#### [What the exercise asks]
Restate each of the lines below word for word and drop every picture.

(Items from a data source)
*-*-*
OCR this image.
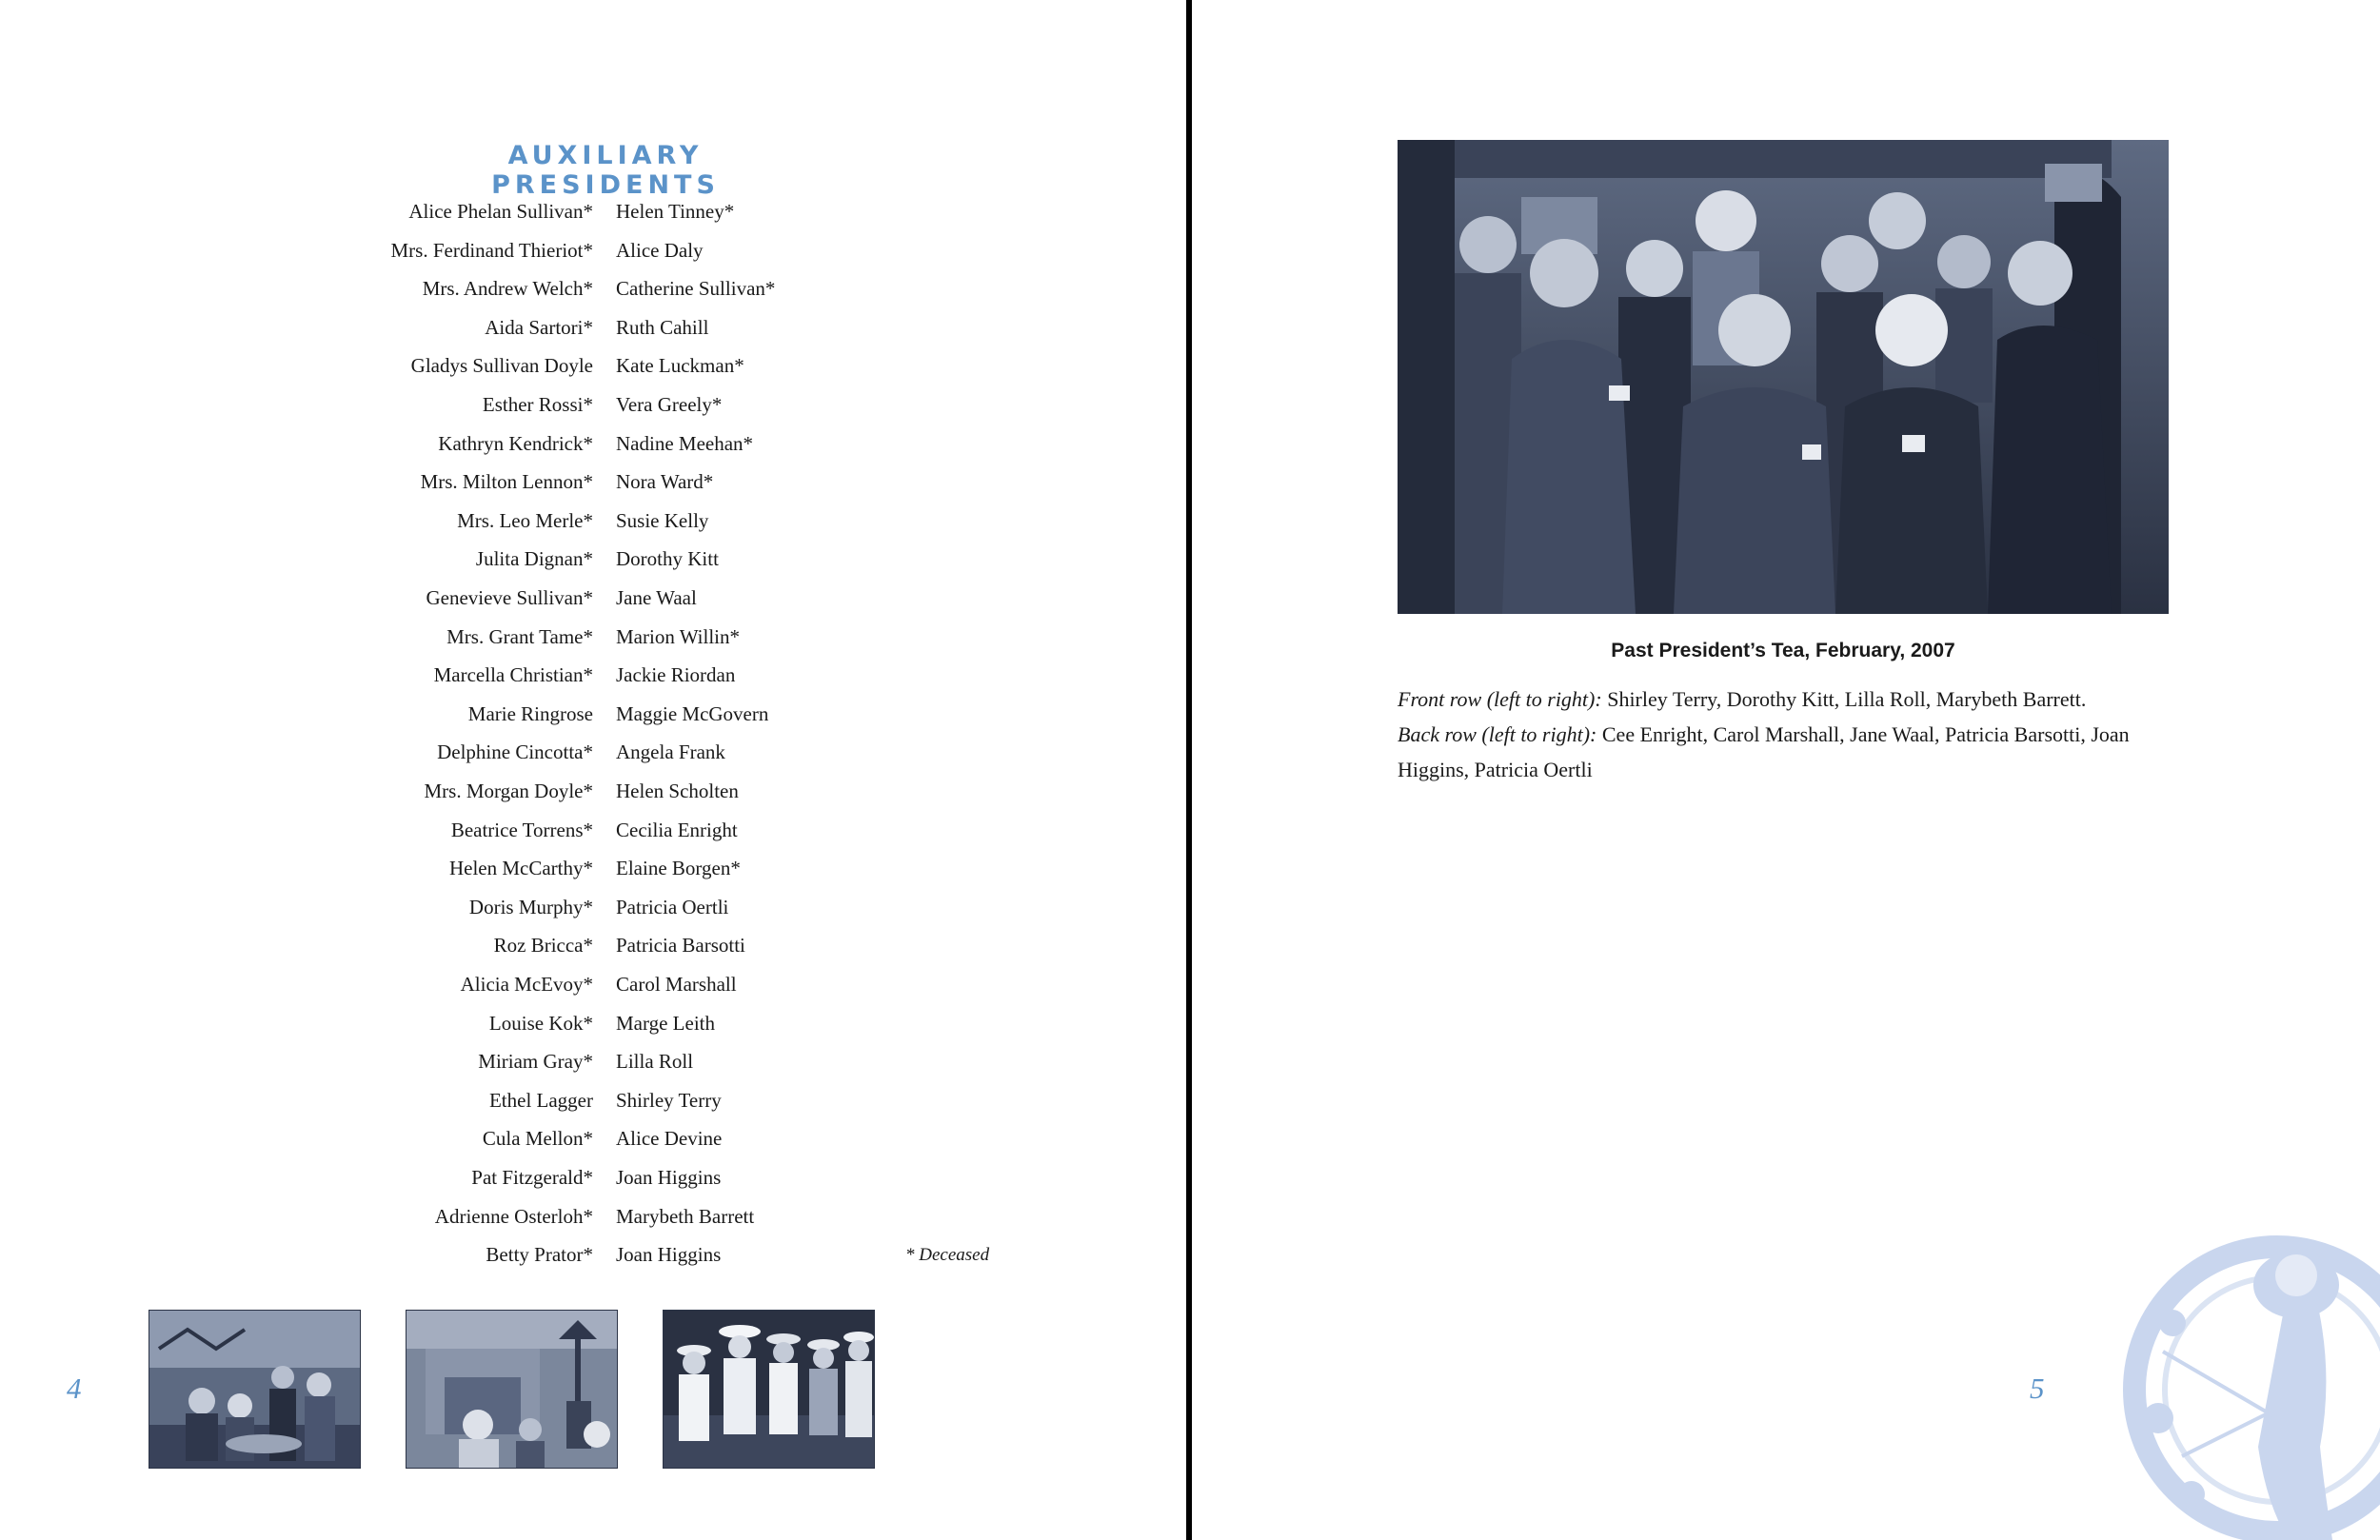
AUXILIARY PRESIDENTS
Alice Phelan Sullivan* Helen Tinney*
Mrs. Ferdinand Thieriot* Alice Daly
Mrs. Andrew Welch* Catherine Sullivan*
Aida Sartori* Ruth Cahill
Gladys Sullivan Doyle Kate Luckman*
Esther Rossi* Vera Greely*
Kathryn Kendrick* Nadine Meehan*
Mrs. Milton Lennon* Nora Ward*
Mrs. Leo Merle* Susie Kelly
Julita Dignan* Dorothy Kitt
Genevieve Sullivan* Jane Waal
Mrs. Grant Tame* Marion Willin*
Marcella Christian* Jackie Riordan
Marie Ringrose Maggie McGovern
Delphine Cincotta* Angela Frank
Mrs. Morgan Doyle* Helen Scholten
Beatrice Torrens* Cecilia Enright
Helen McCarthy* Elaine Borgen*
Doris Murphy* Patricia Oertli
Roz Bricca* Patricia Barsotti
Alicia McEvoy* Carol Marshall
Louise Kok* Marge Leith
Miriam Gray* Lilla Roll
Ethel Lagger Shirley Terry
Cula Mellon* Alice Devine
Pat Fitzgerald* Joan Higgins
Adrienne Osterloh* Marybeth Barrett
Betty Prator* Joan Higgins	* Deceased
4
Past President’s Tea, February, 2007
Front row (left to right): Shirley Terry, Dorothy Kitt, Lilla Roll, Marybeth Barrett.
Back row (left to right): Cee Enright, Carol Marshall, Jane Waal, Patricia Barsotti, Joan Higgins, Patricia Oertli
5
*-*-*
#### [Solution below]
OCR this image.
AUXILIARY PRESIDENTS
Alice Phelan Sullivan* Helen Tinney*
Mrs. Ferdinand Thieriot* Alice Daly
Mrs. Andrew Welch* Catherine Sullivan*
Aida Sartori* Ruth Cahill
Gladys Sullivan Doyle Kate Luckman*
Esther Rossi* Vera Greely*
Kathryn Kendrick* Nadine Meehan*
Mrs. Milton Lennon* Nora Ward*
Mrs. Leo Merle* Susie Kelly
Julita Dignan* Dorothy Kitt
Genevieve Sullivan* Jane Waal
Mrs. Grant Tame* Marion Willin*
Marcella Christian* Jackie Riordan
Marie Ringrose Maggie McGovern
Delphine Cincotta* Angela Frank
Mrs. Morgan Doyle* Helen Scholten
Beatrice Torrens* Cecilia Enright
Helen McCarthy* Elaine Borgen*
Doris Murphy* Patricia Oertli
Roz Bricca* Patricia Barsotti
Alicia McEvoy* Carol Marshall
Louise Kok* Marge Leith
Miriam Gray* Lilla Roll
Ethel Lagger Shirley Terry
Cula Mellon* Alice Devine
Pat Fitzgerald* Joan Higgins
Adrienne Osterloh* Marybeth Barrett
Betty Prator* Joan Higgins	* Deceased
4
Past President’s Tea, February, 2007
Front row (left to right): Shirley Terry, Dorothy Kitt, Lilla Roll, Marybeth Barrett.
Back row (left to right): Cee Enright, Carol Marshall, Jane Waal, Patricia Barsotti, Joan Higgins, Patricia Oertli
5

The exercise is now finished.